- **ТЕКСТ ДЛЯ АНАЛИЗА**
══════
Я смотрела на нее и думала: «Эта коммунистка, восемнадцать лет ни за что просидевшая в тюрьме и лагерях, столько пережившая, могла позволить себе и просто отдохнуть. А она приезжает в ЦК, обеспокоенная падением нравственной чистоты народа…»
Так из размышлений об окружающих меня людях, из «Екклесиаста», который мне наизусть читала Поленька Чекмарева, из «Ночного обыска» Велимира Хлебникова, метелей, с разгона кидавшихся на барак и чуть не срывавших крышу, толстых пачек газет, раскрывавших страшную горькую панораму войны, когда каждый день, каждую минуту гибли люди, сотни и тысячи людей, отдавая свои жизни за Родину, — из всего этого сплава родилась моя пьеса «Дом у реки».
Когда я переписала ее начисто, я сообщила Кузнецову. Он назначил читку у себя в кабинете на восемь часов вечера.
Я читала и все сильнее ощущала, как потрясен начальник. Когда прочла заключительную фразу, глаза его были полны слез, он, подойдя к окну, пытался незаметно вытереть их, но слезы набежали снова. Тогда, махнув рукой и не стыдясь своих слез, он сказал внятно и горько: «Какие люди сидят!»
══════
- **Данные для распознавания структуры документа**
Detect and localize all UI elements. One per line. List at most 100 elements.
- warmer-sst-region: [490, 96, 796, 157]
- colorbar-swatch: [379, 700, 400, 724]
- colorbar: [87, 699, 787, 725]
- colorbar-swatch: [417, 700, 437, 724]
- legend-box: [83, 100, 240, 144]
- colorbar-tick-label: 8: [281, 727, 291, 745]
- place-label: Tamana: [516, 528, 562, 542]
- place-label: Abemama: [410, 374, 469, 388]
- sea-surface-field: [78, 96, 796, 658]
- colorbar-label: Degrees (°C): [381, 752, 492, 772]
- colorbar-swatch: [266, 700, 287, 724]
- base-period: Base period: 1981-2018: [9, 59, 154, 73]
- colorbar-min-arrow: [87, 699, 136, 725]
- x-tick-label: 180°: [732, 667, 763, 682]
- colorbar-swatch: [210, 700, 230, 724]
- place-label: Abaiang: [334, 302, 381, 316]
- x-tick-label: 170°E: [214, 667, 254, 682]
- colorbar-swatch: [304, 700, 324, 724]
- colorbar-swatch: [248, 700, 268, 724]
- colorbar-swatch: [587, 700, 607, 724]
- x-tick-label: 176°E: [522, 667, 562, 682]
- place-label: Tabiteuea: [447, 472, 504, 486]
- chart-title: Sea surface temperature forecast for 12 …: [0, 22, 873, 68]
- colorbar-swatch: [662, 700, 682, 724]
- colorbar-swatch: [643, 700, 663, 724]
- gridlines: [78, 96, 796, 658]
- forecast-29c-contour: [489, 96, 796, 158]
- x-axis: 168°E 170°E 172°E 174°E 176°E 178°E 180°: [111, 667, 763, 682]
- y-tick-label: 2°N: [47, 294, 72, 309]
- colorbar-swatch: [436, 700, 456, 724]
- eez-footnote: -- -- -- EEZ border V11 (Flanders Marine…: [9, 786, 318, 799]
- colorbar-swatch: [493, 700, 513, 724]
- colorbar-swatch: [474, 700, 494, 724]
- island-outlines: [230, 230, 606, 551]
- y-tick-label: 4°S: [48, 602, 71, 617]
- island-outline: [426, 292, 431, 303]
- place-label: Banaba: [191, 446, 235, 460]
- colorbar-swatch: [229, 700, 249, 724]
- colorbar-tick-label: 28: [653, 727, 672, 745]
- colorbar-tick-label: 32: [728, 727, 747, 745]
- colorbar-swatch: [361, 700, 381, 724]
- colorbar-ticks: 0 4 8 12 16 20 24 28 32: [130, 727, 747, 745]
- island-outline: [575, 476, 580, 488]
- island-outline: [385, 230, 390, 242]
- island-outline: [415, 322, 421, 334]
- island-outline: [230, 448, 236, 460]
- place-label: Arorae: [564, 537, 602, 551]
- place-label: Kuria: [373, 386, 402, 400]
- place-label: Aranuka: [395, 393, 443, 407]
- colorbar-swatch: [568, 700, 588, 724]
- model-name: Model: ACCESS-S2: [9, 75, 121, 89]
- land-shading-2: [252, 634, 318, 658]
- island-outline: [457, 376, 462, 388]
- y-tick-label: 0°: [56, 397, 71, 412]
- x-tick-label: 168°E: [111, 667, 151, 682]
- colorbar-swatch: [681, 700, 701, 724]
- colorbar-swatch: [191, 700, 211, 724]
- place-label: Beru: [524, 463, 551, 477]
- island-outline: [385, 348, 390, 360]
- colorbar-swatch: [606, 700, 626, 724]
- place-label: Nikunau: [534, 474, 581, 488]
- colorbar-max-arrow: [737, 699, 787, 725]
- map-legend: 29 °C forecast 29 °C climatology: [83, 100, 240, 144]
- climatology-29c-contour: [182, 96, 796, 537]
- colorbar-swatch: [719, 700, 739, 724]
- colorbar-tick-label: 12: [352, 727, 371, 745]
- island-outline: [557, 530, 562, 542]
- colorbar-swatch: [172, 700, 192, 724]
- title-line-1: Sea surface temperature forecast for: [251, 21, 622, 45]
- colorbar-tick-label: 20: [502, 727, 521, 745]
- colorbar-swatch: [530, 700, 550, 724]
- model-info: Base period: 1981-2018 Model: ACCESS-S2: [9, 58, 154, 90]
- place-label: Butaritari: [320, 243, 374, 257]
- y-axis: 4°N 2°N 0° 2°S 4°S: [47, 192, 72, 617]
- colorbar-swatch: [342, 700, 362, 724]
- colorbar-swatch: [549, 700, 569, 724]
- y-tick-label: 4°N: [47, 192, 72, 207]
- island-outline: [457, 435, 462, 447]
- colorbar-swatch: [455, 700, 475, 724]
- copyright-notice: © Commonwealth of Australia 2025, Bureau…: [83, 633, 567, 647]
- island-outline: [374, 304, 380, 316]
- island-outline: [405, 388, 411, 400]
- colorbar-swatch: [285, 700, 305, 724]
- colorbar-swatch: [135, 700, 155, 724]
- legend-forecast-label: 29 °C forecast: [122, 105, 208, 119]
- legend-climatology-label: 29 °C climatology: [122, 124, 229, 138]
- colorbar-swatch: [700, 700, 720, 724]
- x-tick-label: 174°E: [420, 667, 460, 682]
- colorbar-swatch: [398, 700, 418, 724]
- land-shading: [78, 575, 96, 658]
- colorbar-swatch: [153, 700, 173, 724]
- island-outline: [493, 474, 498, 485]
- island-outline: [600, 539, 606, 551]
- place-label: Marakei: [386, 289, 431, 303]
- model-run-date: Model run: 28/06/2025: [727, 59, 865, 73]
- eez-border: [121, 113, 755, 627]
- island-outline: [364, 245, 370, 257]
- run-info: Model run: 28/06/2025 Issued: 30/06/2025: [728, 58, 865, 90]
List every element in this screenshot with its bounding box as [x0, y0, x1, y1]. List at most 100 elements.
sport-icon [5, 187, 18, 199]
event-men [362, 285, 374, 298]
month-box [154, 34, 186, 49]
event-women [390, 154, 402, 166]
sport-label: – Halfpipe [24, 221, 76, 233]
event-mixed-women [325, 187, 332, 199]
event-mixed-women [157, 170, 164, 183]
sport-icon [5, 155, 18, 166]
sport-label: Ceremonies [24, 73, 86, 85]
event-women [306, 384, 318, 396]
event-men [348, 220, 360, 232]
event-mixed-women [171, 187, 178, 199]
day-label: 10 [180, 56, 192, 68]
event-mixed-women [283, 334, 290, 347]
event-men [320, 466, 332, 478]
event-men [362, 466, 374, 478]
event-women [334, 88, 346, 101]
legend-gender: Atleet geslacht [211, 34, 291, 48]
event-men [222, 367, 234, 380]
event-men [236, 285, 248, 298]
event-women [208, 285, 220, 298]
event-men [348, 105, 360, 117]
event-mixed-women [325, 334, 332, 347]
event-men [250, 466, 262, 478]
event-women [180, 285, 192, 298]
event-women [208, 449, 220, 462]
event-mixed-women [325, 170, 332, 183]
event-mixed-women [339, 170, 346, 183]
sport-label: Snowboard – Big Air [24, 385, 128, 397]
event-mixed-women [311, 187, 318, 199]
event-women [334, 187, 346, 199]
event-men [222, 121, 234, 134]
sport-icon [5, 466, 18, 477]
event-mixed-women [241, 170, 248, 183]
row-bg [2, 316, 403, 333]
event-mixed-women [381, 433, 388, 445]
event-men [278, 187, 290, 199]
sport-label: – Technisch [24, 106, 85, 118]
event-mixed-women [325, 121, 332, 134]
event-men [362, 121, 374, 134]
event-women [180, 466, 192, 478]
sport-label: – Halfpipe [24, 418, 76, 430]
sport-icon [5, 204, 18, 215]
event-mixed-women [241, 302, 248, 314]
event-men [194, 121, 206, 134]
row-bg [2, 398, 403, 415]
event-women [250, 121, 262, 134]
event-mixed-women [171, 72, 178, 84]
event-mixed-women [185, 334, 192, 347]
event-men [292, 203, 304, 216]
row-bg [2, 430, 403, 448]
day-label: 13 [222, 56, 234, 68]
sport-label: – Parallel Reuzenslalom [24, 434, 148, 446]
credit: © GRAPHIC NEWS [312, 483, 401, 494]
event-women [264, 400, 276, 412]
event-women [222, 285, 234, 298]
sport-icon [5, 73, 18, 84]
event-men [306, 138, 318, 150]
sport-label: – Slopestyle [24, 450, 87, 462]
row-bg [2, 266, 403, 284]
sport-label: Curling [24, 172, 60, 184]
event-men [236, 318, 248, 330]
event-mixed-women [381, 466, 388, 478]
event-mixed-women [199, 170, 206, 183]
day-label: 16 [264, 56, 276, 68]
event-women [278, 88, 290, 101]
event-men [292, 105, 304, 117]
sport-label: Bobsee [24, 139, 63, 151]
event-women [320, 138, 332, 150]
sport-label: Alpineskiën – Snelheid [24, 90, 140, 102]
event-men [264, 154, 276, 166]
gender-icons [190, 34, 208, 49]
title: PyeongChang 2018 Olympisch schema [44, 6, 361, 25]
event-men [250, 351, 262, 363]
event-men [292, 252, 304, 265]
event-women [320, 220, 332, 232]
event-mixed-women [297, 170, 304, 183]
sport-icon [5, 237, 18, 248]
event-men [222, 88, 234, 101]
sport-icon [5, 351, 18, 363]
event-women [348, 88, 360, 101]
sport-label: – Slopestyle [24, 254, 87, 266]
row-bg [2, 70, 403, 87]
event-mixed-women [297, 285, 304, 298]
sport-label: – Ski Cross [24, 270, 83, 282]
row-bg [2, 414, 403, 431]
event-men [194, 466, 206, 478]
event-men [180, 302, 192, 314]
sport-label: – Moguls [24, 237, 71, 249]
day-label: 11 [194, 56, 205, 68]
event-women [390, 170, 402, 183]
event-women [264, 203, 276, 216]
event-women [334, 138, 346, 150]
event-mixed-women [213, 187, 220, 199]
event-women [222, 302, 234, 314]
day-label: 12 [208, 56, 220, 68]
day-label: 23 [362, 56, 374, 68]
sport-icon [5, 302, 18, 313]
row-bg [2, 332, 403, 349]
══════
- **ЗАДАНИЯ**
**A.** Перечислите все произведения, названия которых упомянуты в отрывке о создании пьесы «Дом у реки».
**B.** Продублируйте из отрывка о создании пьесы «Дом у реки» участок от слов «Так из размышлений» до слов «восемь часов вечера.» включительно.
Записи для работы с текстом не понадобятся.

- **ОТВЕТЫ ПО НОМЕРАМ**
**A.** «Екклесиаст», «Ночной обыск», «Дом у реки».

**B.**
Так из размышлений об окружающих меня людях, из «Екклесиаста», который мне наизусть читала Поленька Чекмарева, из «Ночного обыска» Велимира Хлебникова, метелей, с разгона кидавшихся на барак и чуть не срывавших крышу, толстых пачек газет, раскрывавших страшную горькую панораму войны, когда каждый день, каждую минуту гибли люди, сотни и тысячи людей, отдавая свои жизни за Родину, — из всего этого сплава родилась моя пьеса «Дом у реки».
Когда я переписала ее начисто, я сообщила Кузнецову. Он назначил читку у себя в кабинете на восемь часов вечера.